■ WORK TO COMPLETE
Where does the word "Zurawno" show up in the data? Please find each such line and copy it.
# # # # # # #
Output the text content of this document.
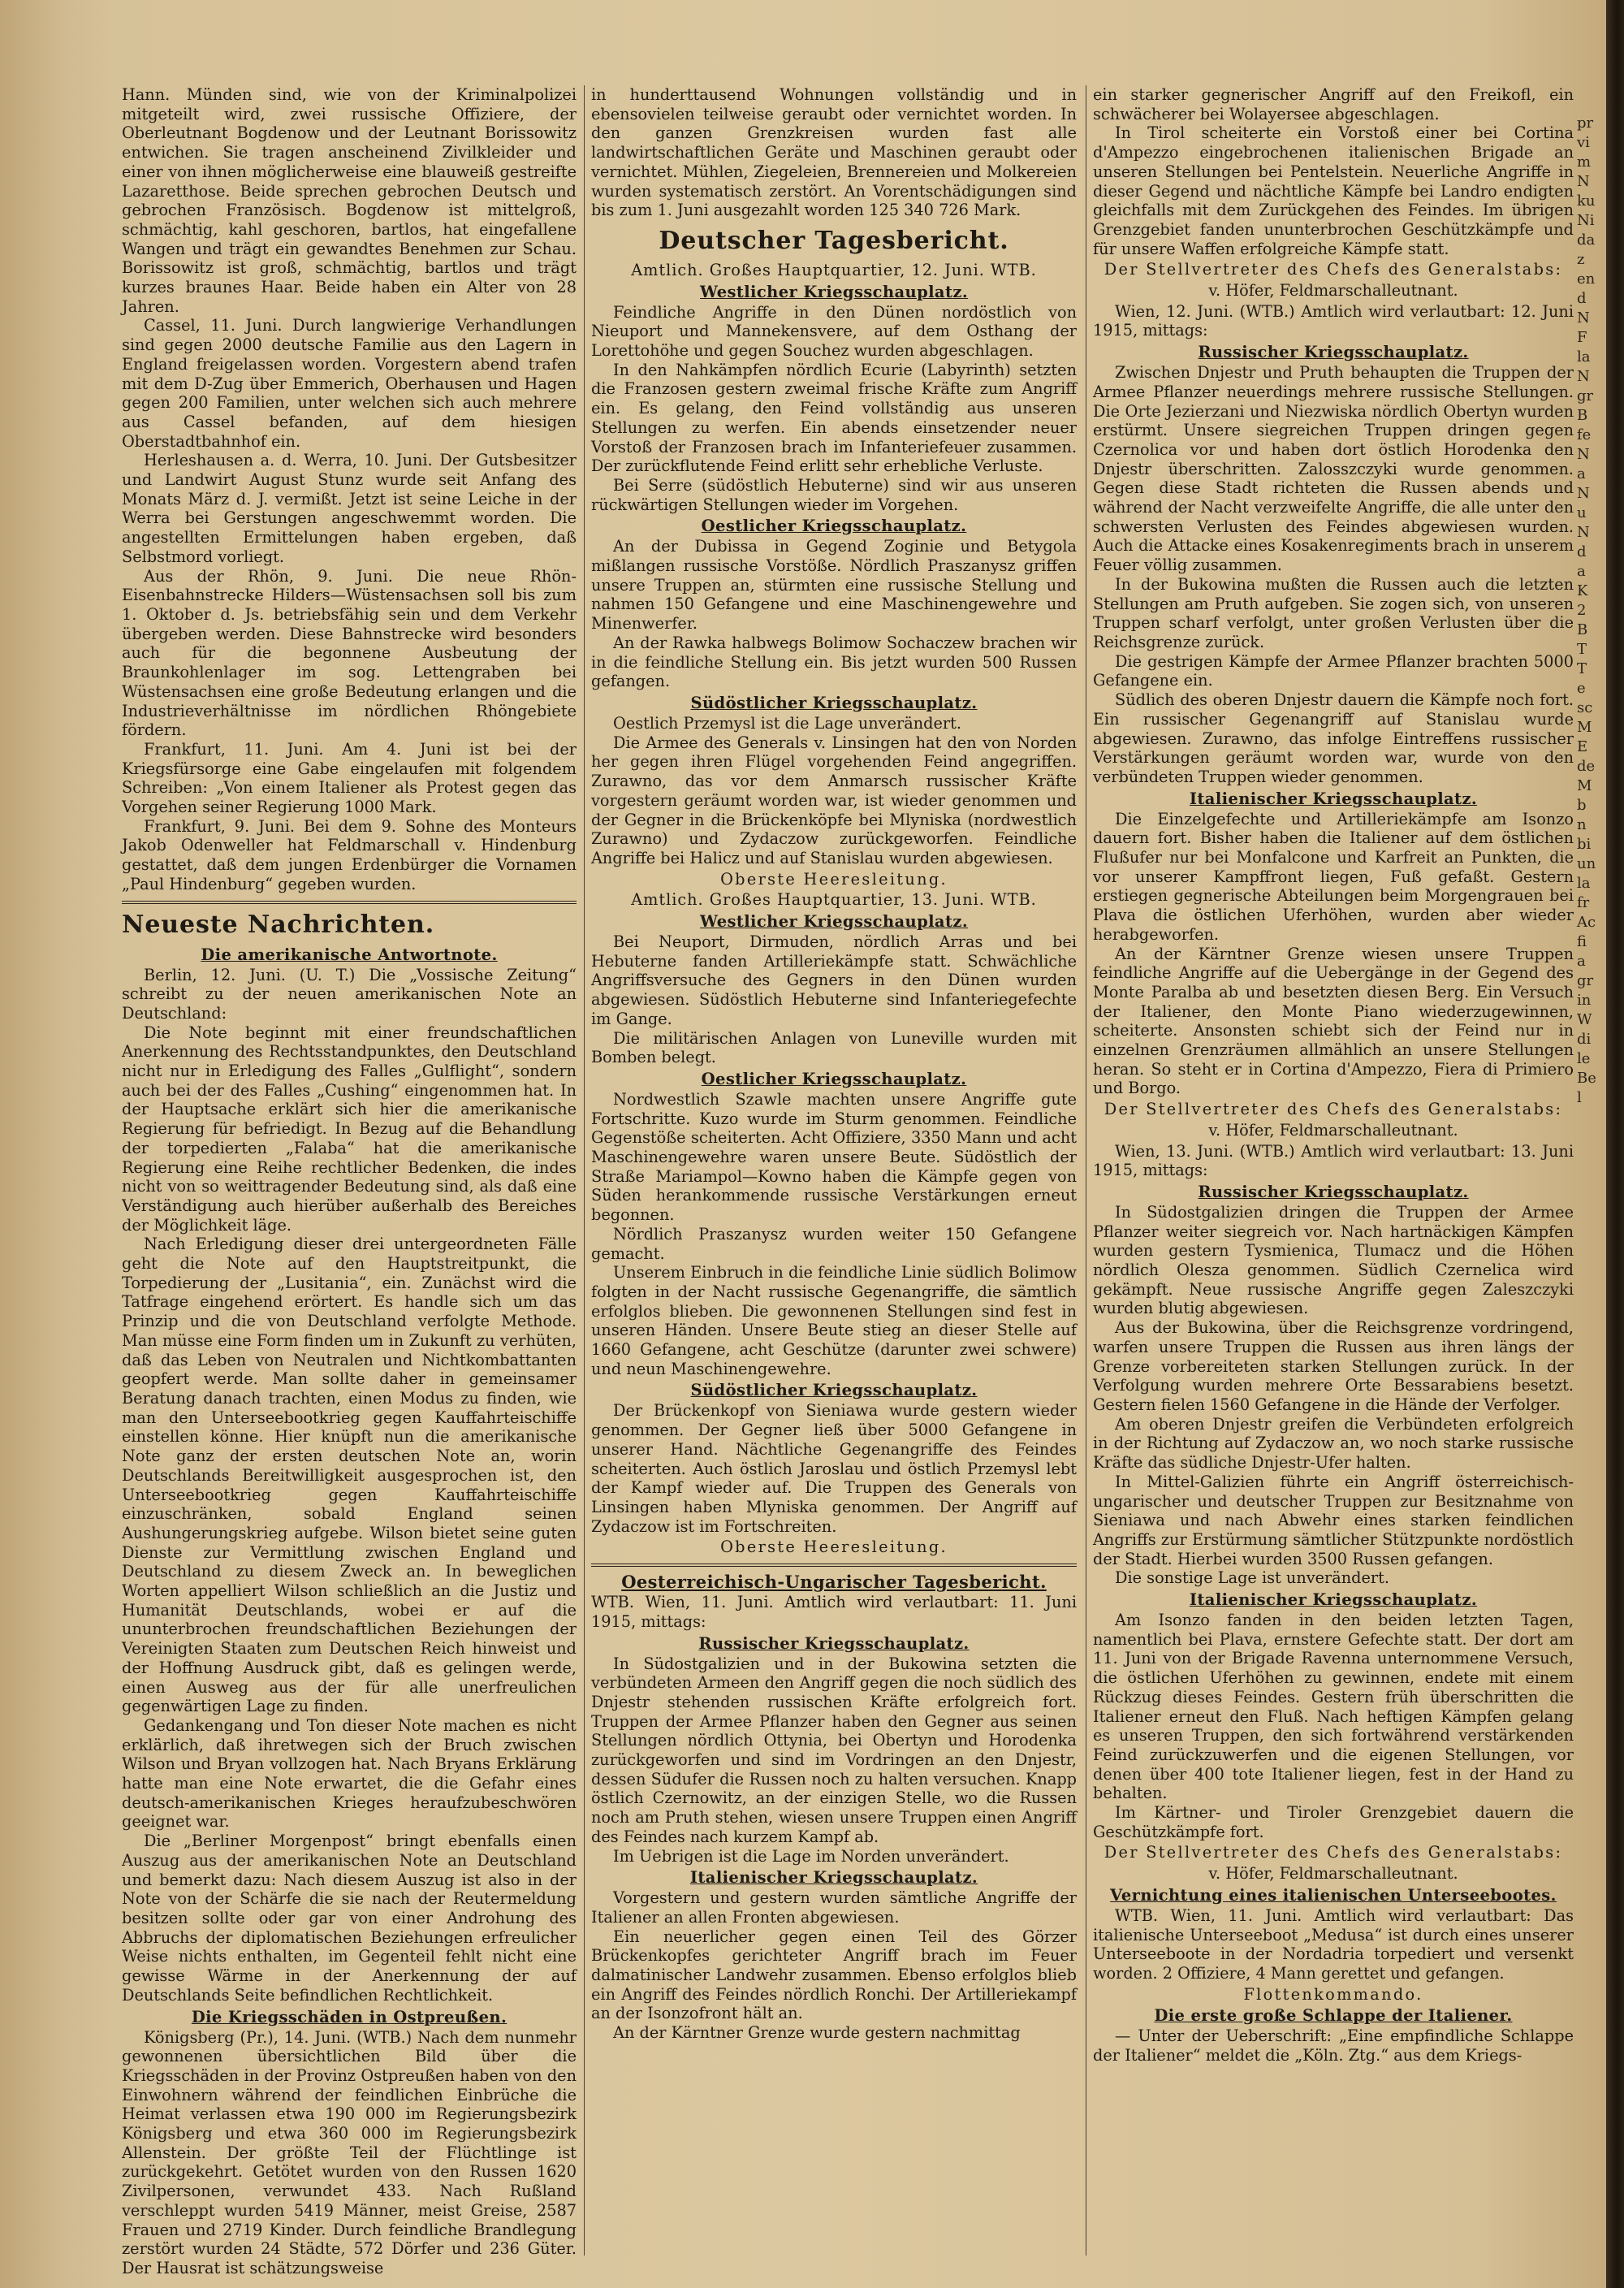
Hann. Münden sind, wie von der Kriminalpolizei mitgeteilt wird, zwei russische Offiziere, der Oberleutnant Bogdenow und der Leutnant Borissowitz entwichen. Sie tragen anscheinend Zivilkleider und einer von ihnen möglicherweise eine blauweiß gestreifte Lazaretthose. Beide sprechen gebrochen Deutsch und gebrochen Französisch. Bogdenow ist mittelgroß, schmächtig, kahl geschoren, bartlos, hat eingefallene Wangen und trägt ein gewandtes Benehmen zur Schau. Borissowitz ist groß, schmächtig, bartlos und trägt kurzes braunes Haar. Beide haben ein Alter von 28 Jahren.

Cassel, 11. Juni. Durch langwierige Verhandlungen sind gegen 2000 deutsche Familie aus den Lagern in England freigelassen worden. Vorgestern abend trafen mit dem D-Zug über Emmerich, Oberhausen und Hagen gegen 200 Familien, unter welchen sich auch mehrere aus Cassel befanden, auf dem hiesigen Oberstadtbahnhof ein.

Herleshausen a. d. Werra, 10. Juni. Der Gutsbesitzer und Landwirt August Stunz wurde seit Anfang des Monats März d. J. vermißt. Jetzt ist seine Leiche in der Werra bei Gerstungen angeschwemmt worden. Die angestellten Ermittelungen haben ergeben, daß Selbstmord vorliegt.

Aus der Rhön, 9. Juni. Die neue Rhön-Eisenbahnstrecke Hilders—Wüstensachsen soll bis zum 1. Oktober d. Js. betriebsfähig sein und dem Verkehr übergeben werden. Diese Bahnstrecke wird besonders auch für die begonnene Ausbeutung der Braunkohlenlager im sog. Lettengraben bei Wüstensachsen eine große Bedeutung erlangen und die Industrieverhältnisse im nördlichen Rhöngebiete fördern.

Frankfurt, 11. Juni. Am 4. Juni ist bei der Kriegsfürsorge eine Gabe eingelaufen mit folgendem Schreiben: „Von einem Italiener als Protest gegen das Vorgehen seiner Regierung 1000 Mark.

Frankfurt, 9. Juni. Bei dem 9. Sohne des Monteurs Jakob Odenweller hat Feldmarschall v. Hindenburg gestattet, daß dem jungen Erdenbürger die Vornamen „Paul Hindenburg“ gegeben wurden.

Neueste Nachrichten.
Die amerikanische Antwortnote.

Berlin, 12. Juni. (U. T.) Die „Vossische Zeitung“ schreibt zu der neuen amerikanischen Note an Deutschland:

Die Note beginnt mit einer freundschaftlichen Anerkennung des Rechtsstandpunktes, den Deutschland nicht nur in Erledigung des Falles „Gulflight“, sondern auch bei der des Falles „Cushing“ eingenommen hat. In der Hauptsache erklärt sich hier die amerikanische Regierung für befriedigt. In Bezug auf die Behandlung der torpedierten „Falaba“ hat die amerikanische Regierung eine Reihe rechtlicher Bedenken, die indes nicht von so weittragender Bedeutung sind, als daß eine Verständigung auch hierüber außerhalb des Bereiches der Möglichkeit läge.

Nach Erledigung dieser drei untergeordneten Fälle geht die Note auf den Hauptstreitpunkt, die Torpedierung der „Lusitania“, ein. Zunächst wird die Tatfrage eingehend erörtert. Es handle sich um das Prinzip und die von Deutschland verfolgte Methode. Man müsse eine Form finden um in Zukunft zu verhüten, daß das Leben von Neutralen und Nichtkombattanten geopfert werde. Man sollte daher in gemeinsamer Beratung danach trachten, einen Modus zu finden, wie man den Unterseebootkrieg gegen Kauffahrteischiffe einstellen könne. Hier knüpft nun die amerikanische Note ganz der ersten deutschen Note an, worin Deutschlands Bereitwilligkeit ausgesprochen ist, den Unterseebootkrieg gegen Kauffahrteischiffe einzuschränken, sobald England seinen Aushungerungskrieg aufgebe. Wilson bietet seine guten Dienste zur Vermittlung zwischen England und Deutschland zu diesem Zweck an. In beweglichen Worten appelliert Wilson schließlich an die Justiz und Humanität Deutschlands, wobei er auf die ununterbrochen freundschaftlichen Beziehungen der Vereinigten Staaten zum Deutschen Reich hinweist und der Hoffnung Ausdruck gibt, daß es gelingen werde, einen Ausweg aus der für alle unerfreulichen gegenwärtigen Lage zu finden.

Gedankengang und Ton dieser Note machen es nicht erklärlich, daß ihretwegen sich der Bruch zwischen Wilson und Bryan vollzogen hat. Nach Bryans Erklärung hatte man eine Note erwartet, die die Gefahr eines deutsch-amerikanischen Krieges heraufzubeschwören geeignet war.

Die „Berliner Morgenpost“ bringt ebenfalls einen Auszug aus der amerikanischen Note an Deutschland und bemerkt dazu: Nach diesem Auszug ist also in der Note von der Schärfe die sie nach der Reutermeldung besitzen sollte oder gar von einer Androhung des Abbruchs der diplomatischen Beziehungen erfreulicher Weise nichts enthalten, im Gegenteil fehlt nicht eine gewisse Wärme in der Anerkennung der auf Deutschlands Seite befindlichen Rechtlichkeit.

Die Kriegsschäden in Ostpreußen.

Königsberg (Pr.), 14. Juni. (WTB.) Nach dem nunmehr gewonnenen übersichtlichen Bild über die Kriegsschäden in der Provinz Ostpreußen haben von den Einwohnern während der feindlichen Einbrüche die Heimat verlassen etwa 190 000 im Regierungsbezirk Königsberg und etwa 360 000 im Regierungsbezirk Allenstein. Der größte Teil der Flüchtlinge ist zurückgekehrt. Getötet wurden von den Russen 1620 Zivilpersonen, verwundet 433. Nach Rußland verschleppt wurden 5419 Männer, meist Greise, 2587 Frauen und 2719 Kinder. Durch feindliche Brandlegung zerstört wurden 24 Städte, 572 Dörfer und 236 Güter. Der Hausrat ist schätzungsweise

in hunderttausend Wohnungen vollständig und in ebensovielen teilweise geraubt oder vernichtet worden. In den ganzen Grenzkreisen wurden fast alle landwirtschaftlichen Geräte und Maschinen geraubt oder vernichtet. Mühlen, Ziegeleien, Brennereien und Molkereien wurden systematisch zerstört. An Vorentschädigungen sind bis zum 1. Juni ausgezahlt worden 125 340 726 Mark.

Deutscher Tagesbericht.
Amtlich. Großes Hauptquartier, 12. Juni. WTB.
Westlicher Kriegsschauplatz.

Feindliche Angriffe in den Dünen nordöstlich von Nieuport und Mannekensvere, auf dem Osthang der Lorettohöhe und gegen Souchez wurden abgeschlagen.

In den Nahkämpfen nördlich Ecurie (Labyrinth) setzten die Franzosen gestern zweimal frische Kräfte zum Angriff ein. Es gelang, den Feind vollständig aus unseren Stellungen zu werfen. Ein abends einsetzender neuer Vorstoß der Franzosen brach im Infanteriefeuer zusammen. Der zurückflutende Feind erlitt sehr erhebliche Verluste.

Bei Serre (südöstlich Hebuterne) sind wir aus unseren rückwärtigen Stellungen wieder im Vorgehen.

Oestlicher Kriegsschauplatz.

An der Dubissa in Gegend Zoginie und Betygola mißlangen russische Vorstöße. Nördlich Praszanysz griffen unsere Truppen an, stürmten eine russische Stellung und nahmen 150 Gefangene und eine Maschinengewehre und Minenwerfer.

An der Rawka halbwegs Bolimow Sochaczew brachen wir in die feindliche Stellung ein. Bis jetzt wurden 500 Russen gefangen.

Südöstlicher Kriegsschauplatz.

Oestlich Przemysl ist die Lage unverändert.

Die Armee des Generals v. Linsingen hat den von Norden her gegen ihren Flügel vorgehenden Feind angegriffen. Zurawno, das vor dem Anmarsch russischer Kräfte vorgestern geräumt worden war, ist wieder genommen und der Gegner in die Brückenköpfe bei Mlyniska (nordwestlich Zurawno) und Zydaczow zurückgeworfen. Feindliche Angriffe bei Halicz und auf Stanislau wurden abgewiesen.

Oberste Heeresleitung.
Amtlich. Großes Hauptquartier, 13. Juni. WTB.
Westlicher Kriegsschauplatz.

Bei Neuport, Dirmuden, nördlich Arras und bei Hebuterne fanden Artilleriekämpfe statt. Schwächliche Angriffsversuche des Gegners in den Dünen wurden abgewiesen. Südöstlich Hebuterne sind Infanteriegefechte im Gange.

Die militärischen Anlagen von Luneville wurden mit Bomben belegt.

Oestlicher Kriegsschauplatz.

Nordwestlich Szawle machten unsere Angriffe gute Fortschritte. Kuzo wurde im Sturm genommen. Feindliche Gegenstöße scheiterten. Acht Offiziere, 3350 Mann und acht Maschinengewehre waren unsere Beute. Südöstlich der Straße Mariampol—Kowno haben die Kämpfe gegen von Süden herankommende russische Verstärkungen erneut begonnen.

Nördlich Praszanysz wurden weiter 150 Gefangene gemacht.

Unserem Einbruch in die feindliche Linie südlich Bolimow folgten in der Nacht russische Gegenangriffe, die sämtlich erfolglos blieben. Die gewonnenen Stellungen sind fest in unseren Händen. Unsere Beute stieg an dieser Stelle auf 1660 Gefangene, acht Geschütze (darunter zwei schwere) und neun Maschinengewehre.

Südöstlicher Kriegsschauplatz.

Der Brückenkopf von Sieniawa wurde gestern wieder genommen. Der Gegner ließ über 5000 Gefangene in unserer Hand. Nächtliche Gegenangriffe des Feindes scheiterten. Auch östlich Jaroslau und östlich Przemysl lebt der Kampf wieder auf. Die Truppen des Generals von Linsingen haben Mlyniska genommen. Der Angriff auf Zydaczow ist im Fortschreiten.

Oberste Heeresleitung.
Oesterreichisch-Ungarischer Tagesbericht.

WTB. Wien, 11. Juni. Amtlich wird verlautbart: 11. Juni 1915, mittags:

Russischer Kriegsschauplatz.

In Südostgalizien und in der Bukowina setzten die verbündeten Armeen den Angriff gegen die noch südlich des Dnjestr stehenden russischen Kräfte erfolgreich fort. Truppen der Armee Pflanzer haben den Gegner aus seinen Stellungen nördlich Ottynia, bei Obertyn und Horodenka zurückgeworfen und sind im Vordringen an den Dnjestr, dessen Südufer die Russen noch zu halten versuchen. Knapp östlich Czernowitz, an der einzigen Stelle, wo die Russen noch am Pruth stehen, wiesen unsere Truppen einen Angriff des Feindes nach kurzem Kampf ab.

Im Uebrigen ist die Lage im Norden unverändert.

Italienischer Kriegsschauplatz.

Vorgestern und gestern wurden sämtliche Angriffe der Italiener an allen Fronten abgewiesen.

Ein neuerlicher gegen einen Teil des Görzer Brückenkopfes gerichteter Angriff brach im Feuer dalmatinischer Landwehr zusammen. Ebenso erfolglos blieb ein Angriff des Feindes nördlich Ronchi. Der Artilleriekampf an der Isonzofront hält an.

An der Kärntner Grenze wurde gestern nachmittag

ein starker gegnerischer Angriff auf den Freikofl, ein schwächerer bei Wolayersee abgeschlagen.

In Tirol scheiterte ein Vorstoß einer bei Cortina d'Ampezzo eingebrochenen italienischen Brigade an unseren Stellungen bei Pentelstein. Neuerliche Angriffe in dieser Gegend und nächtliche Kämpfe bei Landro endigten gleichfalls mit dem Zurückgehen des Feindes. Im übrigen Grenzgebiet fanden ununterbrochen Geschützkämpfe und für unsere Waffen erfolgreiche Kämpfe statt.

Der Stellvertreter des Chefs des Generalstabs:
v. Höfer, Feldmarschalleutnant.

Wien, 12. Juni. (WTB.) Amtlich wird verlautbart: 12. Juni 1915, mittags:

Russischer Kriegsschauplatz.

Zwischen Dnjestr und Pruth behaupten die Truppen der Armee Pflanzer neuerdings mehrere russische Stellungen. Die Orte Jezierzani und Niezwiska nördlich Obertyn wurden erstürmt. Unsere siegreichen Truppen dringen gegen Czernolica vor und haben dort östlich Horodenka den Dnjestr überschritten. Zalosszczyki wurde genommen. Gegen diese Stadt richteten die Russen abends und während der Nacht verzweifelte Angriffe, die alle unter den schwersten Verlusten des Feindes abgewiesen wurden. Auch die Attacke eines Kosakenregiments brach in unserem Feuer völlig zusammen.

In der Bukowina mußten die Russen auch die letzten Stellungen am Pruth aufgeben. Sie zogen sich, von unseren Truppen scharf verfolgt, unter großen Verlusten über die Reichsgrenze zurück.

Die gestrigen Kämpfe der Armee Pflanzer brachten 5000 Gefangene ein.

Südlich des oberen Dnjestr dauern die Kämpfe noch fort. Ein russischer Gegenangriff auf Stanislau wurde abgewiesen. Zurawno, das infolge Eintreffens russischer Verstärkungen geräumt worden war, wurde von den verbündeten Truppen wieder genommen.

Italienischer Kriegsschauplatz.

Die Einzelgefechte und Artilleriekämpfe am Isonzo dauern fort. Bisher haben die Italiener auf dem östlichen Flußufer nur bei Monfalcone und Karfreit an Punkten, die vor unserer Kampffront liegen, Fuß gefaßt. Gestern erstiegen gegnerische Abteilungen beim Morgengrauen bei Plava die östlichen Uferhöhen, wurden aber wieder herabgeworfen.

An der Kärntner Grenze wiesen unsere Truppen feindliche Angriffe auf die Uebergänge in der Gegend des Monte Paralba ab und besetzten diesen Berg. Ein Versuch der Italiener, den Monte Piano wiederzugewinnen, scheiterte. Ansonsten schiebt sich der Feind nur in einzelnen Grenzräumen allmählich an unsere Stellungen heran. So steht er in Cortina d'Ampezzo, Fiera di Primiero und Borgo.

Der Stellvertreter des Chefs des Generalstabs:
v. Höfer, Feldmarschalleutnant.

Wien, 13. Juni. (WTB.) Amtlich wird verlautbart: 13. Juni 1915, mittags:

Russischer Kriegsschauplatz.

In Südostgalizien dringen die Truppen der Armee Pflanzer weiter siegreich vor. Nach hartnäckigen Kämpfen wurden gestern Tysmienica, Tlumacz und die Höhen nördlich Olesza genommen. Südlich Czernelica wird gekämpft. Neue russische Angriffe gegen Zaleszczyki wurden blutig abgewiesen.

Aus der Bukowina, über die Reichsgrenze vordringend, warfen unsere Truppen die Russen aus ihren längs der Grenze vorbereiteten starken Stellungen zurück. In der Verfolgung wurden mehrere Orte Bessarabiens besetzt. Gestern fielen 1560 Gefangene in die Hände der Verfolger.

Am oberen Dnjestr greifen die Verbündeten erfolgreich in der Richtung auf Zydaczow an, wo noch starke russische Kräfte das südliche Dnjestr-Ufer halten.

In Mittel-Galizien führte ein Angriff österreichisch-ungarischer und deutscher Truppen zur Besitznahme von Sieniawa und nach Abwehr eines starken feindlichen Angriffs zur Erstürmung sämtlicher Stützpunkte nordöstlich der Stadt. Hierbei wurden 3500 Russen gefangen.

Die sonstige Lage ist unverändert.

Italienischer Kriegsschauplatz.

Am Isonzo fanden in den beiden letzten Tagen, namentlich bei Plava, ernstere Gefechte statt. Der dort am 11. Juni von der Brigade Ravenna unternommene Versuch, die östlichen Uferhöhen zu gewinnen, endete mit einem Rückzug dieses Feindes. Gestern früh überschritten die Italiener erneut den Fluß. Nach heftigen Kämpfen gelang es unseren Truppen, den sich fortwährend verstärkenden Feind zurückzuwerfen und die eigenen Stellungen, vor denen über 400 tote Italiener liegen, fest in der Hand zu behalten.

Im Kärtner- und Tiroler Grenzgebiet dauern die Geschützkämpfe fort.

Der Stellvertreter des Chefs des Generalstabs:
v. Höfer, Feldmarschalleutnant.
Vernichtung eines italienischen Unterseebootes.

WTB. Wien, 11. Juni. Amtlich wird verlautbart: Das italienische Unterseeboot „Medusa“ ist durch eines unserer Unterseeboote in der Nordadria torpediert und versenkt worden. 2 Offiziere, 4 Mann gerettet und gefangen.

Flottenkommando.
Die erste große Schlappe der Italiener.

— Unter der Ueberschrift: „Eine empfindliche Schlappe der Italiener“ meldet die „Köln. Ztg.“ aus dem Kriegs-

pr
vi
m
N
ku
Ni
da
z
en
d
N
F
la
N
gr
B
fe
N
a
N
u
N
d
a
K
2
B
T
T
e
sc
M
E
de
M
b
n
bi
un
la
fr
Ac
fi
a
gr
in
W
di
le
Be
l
# # # # # # #
■ WORKED SOLUTION
Die Armee des Generals v. Linsingen hat den von Norden her gegen ihren Flügel vorgehenden Feind angegriffen. Zurawno, das vor dem Anmarsch russischer Kräfte vorgestern geräumt worden war, ist wieder genommen und der Gegner in die Brückenköpfe bei Mlyniska (nordwestlich Zurawno) und Zydaczow zurückgeworfen. Feindliche Angriffe bei Halicz und auf Stanislau wurden abgewiesen.
Südlich des oberen Dnjestr dauern die Kämpfe noch fort. Ein russischer Gegenangriff auf Stanislau wurde abgewiesen. Zurawno, das infolge Eintreffens russischer Verstärkungen geräumt worden war, wurde von den verbündeten Truppen wieder genommen.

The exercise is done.